Problem statement> Keep only the lines that hold the string "желудка", filtering out the rest of the entries below.

Available data>
· · · · ·

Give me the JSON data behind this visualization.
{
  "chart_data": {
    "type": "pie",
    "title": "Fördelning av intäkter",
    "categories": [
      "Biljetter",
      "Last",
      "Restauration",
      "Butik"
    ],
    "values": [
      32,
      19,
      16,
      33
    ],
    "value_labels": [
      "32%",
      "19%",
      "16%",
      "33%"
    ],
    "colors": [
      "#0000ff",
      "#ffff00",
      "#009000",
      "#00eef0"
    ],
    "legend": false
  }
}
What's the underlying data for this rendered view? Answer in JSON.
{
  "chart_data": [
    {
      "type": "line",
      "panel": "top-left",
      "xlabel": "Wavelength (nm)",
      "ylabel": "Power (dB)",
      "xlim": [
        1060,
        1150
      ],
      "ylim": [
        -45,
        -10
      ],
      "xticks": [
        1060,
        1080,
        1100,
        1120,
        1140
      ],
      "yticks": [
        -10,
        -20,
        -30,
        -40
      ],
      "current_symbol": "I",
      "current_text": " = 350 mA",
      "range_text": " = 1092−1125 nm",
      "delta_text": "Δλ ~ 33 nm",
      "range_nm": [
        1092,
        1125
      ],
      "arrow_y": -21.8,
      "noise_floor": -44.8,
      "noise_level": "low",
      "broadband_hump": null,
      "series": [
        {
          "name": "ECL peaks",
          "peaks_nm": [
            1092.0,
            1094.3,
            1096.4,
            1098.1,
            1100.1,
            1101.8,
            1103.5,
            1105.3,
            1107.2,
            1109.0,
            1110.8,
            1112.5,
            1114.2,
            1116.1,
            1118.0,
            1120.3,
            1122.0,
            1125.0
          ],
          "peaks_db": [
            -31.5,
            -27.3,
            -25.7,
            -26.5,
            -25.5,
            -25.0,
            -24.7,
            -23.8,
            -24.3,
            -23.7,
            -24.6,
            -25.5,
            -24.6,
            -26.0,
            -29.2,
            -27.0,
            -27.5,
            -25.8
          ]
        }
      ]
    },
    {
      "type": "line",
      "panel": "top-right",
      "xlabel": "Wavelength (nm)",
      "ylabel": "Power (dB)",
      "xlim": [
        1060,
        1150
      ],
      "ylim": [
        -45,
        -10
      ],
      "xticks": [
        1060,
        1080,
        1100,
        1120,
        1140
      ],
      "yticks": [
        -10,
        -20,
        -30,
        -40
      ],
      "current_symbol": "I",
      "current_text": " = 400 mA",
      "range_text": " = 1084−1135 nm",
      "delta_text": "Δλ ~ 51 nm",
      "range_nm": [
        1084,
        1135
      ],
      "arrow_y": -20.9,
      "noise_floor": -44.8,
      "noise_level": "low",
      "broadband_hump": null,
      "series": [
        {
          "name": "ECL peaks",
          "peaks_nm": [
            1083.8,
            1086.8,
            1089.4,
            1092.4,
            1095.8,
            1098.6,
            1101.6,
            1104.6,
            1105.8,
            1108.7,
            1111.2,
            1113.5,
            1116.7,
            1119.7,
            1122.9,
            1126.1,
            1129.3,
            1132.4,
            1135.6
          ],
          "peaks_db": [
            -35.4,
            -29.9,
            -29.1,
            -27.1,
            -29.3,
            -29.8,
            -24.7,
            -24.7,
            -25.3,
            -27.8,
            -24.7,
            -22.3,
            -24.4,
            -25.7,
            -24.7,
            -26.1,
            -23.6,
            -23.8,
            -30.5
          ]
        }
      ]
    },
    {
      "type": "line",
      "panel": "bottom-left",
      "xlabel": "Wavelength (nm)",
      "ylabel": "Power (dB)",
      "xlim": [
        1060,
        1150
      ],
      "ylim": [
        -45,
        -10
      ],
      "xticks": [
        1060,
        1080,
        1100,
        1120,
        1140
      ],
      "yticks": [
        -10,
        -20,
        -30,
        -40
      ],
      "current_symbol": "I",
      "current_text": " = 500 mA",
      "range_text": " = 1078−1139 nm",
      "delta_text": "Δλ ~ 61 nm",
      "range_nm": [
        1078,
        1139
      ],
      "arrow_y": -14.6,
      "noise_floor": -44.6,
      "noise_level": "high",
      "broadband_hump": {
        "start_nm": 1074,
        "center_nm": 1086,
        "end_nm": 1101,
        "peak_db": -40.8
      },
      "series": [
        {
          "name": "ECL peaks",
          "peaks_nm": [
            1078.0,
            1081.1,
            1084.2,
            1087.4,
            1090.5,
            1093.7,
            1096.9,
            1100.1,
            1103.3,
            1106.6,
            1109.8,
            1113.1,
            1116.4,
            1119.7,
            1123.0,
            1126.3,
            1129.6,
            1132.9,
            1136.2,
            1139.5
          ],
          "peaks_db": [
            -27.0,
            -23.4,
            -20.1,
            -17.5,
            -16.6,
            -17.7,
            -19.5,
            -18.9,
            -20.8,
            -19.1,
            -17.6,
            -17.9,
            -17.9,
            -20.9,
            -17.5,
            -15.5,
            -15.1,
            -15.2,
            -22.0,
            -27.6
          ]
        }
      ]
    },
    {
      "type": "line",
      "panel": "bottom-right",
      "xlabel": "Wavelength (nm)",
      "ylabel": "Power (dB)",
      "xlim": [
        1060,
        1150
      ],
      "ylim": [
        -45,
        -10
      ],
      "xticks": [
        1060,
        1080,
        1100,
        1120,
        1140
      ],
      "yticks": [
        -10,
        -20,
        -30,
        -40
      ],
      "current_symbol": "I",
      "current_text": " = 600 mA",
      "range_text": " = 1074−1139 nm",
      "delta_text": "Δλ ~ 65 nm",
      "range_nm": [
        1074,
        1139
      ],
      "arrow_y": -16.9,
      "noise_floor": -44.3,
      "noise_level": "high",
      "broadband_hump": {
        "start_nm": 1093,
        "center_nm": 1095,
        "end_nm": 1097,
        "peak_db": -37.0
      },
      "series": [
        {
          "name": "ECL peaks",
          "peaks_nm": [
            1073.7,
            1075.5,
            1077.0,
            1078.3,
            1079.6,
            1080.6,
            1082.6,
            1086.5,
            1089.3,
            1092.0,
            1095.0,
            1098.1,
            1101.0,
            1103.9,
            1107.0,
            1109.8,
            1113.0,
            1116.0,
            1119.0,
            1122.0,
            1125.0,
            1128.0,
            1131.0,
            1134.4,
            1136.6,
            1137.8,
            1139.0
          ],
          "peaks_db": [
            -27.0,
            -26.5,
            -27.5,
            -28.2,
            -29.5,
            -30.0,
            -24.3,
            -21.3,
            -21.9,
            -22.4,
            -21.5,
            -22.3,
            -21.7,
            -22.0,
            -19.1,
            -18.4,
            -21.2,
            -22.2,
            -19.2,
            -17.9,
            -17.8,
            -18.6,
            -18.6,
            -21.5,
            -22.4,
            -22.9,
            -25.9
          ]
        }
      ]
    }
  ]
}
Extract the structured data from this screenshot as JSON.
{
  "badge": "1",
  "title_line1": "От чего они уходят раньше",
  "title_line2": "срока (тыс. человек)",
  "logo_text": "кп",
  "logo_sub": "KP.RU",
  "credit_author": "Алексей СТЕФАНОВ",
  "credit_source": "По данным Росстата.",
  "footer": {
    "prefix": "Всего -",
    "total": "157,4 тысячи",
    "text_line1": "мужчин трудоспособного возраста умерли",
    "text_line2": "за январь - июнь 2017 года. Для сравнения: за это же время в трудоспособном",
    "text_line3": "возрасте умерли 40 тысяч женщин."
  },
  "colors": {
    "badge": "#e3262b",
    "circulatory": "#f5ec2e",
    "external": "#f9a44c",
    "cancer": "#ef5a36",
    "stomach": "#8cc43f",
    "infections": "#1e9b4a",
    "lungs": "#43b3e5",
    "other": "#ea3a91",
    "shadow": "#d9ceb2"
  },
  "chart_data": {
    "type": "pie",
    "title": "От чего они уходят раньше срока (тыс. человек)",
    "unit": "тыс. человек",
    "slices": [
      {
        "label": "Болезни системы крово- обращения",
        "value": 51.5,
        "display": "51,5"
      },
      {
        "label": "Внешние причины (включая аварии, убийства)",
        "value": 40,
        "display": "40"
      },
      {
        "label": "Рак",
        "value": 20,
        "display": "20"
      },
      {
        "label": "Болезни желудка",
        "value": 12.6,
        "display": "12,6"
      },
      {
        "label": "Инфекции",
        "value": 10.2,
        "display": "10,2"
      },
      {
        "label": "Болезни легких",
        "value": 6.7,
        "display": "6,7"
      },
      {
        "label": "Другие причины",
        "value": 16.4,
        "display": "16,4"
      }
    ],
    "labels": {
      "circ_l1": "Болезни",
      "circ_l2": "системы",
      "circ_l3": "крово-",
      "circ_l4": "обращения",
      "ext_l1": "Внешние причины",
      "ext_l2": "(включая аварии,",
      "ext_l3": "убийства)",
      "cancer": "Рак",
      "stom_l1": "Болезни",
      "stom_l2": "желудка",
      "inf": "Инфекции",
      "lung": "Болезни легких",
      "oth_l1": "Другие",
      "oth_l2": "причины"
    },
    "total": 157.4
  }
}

· · · · ·

Output of the exercise>
        "label": "Болезни желудка",
      "stom_l2": "желудка",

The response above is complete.